_What you need to do_.
Transcribe all of the material exactly.

— Begin Data to process —

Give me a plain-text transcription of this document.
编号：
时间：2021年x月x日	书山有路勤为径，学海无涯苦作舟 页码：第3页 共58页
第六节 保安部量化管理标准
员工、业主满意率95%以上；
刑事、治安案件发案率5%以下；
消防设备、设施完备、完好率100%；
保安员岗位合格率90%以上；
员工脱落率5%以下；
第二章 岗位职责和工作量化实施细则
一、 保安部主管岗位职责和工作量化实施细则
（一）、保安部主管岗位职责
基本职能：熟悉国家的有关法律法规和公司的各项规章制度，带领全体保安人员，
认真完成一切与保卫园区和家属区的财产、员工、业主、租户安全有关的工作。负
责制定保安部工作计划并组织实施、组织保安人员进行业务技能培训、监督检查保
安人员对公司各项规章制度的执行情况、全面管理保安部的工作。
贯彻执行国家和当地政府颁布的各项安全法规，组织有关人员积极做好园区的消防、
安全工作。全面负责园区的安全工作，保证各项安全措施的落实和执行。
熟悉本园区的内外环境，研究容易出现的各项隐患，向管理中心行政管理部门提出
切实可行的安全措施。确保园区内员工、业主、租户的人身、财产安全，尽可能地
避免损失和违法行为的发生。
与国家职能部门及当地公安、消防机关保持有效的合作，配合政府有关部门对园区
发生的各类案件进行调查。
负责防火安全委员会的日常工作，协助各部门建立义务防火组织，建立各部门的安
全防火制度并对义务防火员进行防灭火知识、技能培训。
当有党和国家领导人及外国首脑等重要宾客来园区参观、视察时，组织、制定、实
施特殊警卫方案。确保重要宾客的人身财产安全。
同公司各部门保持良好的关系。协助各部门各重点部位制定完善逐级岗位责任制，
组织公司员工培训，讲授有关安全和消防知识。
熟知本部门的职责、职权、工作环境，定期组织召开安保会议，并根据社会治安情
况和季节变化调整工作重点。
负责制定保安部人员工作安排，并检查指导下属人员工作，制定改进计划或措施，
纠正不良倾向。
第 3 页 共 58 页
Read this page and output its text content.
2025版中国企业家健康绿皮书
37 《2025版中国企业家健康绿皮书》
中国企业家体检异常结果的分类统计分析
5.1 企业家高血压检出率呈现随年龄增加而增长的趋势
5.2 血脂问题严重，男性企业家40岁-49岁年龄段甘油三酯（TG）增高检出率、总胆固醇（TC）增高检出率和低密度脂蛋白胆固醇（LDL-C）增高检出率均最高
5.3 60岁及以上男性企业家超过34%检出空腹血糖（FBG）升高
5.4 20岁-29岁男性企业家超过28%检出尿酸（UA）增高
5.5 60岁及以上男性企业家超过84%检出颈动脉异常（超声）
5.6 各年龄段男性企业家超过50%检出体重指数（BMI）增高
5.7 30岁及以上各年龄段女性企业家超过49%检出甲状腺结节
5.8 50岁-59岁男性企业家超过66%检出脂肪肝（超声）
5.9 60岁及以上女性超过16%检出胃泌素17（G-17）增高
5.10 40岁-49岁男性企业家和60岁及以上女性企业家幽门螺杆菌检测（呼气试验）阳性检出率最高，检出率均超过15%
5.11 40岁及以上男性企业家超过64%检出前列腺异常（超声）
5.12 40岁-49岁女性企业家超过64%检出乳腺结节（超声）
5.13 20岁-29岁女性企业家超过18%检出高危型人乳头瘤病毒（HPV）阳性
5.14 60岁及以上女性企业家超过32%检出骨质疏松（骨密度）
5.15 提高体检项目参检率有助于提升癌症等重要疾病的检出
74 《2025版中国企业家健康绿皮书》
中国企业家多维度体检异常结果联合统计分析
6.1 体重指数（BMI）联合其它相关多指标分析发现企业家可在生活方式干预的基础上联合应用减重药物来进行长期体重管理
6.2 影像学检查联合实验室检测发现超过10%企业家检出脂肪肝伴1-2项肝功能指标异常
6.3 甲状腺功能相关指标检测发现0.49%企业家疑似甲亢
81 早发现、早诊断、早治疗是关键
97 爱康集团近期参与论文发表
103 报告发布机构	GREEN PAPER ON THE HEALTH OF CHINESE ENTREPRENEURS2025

— End Data to process —

_Output_.
Give me a plain-text transcription of this document.
编号：
时间：2021年x月x日	书山有路勤为径，学海无涯苦作舟 页码：第3页 共58页
第六节 保安部量化管理标准
员工、业主满意率95%以上；
刑事、治安案件发案率5%以下；
消防设备、设施完备、完好率100%；
保安员岗位合格率90%以上；
员工脱落率5%以下；
第二章 岗位职责和工作量化实施细则
一、 保安部主管岗位职责和工作量化实施细则
（一）、保安部主管岗位职责
基本职能：熟悉国家的有关法律法规和公司的各项规章制度，带领全体保安人员，
认真完成一切与保卫园区和家属区的财产、员工、业主、租户安全有关的工作。负
责制定保安部工作计划并组织实施、组织保安人员进行业务技能培训、监督检查保
安人员对公司各项规章制度的执行情况、全面管理保安部的工作。
贯彻执行国家和当地政府颁布的各项安全法规，组织有关人员积极做好园区的消防、
安全工作。全面负责园区的安全工作，保证各项安全措施的落实和执行。
熟悉本园区的内外环境，研究容易出现的各项隐患，向管理中心行政管理部门提出
切实可行的安全措施。确保园区内员工、业主、租户的人身、财产安全，尽可能地
避免损失和违法行为的发生。
与国家职能部门及当地公安、消防机关保持有效的合作，配合政府有关部门对园区
发生的各类案件进行调查。
负责防火安全委员会的日常工作，协助各部门建立义务防火组织，建立各部门的安
全防火制度并对义务防火员进行防灭火知识、技能培训。
当有党和国家领导人及外国首脑等重要宾客来园区参观、视察时，组织、制定、实
施特殊警卫方案。确保重要宾客的人身财产安全。
同公司各部门保持良好的关系。协助各部门各重点部位制定完善逐级岗位责任制，
组织公司员工培训，讲授有关安全和消防知识。
熟知本部门的职责、职权、工作环境，定期组织召开安保会议，并根据社会治安情
况和季节变化调整工作重点。
负责制定保安部人员工作安排，并检查指导下属人员工作，制定改进计划或措施，
纠正不良倾向。
第 3 页 共 58 页
Read this page and output its text content.
2025版中国企业家健康绿皮书
37 《2025版中国企业家健康绿皮书》
中国企业家体检异常结果的分类统计分析
5.1 企业家高血压检出率呈现随年龄增加而增长的趋势
5.2 血脂问题严重，男性企业家40岁-49岁年龄段甘油三酯（TG）增高检出率、总胆固醇（TC）增高检出率和低密度脂蛋白胆固醇（LDL-C）增高检出率均最高
5.3 60岁及以上男性企业家超过34%检出空腹血糖（FBG）升高
5.4 20岁-29岁男性企业家超过28%检出尿酸（UA）增高
5.5 60岁及以上男性企业家超过84%检出颈动脉异常（超声）
5.6 各年龄段男性企业家超过50%检出体重指数（BMI）增高
5.7 30岁及以上各年龄段女性企业家超过49%检出甲状腺结节
5.8 50岁-59岁男性企业家超过66%检出脂肪肝（超声）
5.9 60岁及以上女性超过16%检出胃泌素17（G-17）增高
5.10 40岁-49岁男性企业家和60岁及以上女性企业家幽门螺杆菌检测（呼气试验）阳性检出率最高，检出率均超过15%
5.11 40岁及以上男性企业家超过64%检出前列腺异常（超声）
5.12 40岁-49岁女性企业家超过64%检出乳腺结节（超声）
5.13 20岁-29岁女性企业家超过18%检出高危型人乳头瘤病毒（HPV）阳性
5.14 60岁及以上女性企业家超过32%检出骨质疏松（骨密度）
5.15 提高体检项目参检率有助于提升癌症等重要疾病的检出
74 《2025版中国企业家健康绿皮书》
中国企业家多维度体检异常结果联合统计分析
6.1 体重指数（BMI）联合其它相关多指标分析发现企业家可在生活方式干预的基础上联合应用减重药物来进行长期体重管理
6.2 影像学检查联合实验室检测发现超过10%企业家检出脂肪肝伴1-2项肝功能指标异常
6.3 甲状腺功能相关指标检测发现0.49%企业家疑似甲亢
81 早发现、早诊断、早治疗是关键
97 爱康集团近期参与论文发表
103 报告发布机构	GREEN PAPER ON THE HEALTH OF CHINESE ENTREPRENEURS2025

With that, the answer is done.